* **Task objective**:
Take from the listing each line that has the string "Styles".

Stored data:
§ §
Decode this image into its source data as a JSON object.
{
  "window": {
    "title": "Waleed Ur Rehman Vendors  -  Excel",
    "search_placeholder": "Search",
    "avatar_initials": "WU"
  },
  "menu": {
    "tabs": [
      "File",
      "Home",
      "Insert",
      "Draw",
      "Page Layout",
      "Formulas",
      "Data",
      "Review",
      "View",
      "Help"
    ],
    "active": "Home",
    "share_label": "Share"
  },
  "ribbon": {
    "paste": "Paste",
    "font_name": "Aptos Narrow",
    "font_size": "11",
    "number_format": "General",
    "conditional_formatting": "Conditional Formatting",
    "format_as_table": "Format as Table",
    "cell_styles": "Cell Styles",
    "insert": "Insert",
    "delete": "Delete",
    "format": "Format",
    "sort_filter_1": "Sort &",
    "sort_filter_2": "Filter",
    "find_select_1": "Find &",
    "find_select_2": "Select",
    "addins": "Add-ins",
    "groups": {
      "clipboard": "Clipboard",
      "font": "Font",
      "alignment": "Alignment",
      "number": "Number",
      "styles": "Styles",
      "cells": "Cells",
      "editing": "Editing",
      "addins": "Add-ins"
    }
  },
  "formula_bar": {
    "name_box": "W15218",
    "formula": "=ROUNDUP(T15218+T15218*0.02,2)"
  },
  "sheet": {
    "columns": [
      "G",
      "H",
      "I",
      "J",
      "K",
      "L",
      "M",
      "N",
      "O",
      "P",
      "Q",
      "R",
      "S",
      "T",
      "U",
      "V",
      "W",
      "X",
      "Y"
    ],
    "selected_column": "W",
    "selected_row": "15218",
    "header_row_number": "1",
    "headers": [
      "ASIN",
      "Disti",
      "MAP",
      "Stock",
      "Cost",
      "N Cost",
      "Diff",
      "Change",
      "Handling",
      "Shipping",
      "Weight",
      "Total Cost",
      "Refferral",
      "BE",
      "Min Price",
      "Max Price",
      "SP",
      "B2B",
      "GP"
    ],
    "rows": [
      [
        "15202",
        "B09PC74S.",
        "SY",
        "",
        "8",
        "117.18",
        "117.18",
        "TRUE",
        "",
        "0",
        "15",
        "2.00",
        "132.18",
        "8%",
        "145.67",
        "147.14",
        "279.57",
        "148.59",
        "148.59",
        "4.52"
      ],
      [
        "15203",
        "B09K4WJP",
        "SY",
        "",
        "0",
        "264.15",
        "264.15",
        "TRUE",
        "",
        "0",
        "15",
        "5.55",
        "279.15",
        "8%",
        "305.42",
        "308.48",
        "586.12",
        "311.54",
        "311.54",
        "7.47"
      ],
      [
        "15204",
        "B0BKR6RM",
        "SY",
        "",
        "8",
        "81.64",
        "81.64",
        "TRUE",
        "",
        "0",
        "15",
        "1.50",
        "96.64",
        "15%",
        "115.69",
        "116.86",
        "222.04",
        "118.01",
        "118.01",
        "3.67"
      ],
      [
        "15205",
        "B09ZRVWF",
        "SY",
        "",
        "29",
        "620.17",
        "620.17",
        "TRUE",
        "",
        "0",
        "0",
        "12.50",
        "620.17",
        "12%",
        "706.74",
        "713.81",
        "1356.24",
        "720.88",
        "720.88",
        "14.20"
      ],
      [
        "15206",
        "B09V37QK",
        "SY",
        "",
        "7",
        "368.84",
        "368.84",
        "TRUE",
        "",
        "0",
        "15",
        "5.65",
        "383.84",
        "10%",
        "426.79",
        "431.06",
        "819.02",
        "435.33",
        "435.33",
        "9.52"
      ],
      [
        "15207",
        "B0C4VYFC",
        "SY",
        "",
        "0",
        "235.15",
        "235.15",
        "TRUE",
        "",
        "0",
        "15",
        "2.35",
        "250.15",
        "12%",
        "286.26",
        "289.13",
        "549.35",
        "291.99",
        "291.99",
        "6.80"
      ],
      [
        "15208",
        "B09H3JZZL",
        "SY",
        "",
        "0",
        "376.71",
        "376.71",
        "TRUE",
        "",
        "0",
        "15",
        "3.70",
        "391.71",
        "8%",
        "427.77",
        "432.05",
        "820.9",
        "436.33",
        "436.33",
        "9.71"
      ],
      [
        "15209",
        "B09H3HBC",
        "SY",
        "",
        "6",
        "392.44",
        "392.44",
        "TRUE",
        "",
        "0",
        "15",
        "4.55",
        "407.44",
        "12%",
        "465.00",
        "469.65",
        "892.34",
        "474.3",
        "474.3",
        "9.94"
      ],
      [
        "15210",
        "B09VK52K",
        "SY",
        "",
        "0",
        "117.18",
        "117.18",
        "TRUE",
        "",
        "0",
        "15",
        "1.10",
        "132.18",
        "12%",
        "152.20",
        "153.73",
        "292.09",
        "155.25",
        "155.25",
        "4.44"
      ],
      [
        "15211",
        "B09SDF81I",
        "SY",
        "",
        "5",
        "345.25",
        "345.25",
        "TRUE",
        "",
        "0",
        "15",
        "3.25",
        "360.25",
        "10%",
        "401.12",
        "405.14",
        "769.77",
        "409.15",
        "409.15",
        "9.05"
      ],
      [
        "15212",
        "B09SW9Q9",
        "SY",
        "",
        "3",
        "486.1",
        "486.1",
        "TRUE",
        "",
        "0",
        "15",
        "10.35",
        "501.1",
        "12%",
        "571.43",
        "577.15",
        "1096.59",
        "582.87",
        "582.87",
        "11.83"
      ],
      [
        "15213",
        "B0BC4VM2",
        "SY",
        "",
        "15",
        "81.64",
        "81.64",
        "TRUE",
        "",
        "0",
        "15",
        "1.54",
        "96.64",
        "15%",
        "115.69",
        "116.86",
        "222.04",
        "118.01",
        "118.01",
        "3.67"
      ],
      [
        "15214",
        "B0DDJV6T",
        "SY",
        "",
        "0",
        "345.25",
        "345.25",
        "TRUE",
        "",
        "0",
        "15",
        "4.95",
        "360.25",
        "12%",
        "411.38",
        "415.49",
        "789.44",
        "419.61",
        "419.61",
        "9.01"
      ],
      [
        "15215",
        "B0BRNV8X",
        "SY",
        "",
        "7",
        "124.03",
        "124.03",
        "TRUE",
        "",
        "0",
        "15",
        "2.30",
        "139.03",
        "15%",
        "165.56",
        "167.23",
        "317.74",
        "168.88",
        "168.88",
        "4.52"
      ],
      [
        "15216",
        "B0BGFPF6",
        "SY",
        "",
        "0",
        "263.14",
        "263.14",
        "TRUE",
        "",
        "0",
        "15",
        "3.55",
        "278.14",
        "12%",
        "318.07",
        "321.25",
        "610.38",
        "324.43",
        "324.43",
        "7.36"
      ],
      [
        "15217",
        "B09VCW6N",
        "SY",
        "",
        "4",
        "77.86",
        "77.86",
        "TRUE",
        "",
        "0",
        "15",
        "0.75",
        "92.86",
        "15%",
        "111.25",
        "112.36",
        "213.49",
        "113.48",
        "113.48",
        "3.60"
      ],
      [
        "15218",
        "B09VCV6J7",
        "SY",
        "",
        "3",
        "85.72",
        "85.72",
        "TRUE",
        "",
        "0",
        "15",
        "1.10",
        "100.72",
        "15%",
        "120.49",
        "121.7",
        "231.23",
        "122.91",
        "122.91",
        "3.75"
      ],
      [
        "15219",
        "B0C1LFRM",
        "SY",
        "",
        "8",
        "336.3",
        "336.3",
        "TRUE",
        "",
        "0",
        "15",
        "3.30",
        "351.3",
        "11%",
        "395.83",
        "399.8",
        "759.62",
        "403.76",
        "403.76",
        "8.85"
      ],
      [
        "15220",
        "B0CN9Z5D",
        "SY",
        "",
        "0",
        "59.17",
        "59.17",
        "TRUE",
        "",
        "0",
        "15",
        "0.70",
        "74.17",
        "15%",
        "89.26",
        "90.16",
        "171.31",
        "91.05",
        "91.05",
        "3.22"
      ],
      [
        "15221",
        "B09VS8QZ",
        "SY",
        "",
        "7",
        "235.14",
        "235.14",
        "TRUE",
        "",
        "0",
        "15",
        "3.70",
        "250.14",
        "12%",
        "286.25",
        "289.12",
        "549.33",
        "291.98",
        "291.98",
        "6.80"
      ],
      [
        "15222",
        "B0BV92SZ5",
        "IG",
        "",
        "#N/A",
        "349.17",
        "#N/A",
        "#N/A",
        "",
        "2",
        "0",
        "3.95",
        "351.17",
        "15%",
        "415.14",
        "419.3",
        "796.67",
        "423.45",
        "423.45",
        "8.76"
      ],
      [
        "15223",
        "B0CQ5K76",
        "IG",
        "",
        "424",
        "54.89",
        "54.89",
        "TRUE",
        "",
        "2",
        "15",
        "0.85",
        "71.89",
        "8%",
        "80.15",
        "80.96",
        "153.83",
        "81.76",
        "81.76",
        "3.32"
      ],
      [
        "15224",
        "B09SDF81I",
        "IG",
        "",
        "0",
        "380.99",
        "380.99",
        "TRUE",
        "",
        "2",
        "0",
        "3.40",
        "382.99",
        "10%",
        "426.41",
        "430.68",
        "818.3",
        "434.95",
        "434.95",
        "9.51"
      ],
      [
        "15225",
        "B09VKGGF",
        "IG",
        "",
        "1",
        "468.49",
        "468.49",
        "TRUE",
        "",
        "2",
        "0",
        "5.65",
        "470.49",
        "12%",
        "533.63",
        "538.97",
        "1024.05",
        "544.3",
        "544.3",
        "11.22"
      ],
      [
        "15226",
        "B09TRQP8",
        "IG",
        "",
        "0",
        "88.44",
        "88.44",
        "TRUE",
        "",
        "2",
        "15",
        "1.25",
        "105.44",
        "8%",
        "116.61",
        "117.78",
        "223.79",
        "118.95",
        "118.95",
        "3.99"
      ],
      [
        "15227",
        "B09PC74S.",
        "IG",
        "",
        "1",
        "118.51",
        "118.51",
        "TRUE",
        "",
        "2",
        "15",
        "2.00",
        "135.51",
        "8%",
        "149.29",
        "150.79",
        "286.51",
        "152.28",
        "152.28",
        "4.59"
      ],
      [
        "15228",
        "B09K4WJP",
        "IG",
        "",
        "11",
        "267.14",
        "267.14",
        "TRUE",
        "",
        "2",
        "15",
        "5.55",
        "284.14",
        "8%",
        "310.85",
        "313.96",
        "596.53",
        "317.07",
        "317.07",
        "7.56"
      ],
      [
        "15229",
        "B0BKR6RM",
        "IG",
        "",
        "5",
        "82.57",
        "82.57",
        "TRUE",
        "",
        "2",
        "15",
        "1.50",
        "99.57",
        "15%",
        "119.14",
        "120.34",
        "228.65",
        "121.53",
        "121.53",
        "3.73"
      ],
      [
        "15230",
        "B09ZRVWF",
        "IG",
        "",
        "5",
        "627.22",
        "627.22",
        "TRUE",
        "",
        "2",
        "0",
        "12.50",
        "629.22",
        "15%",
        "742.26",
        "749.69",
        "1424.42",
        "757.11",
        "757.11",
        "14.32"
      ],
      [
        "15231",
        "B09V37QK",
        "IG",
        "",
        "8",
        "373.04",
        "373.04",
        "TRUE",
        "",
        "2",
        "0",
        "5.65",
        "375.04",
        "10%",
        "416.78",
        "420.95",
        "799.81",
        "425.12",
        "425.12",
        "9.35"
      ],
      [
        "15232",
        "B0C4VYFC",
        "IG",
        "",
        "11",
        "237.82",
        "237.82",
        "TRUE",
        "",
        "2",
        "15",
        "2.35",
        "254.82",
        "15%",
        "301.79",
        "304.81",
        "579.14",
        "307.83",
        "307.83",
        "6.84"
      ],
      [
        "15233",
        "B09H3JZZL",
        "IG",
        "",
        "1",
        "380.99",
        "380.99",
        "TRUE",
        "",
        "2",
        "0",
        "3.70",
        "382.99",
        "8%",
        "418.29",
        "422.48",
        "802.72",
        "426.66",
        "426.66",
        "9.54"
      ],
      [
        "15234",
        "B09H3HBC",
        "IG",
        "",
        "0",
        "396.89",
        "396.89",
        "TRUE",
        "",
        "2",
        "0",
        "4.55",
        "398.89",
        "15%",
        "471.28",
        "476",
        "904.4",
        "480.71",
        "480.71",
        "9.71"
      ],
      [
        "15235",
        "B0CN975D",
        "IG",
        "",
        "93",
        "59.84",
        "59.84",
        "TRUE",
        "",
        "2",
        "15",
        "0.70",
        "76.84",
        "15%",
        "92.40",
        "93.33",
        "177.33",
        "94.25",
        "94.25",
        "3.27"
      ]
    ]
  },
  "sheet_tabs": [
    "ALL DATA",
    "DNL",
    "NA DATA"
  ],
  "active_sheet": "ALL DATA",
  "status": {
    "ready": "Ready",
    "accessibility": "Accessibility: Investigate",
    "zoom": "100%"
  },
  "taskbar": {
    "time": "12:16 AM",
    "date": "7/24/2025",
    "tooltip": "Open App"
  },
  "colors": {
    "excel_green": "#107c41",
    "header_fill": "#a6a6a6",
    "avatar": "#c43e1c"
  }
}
§ §
* **Task response**:
    "cell_styles": "Cell Styles",
      "styles": "Styles",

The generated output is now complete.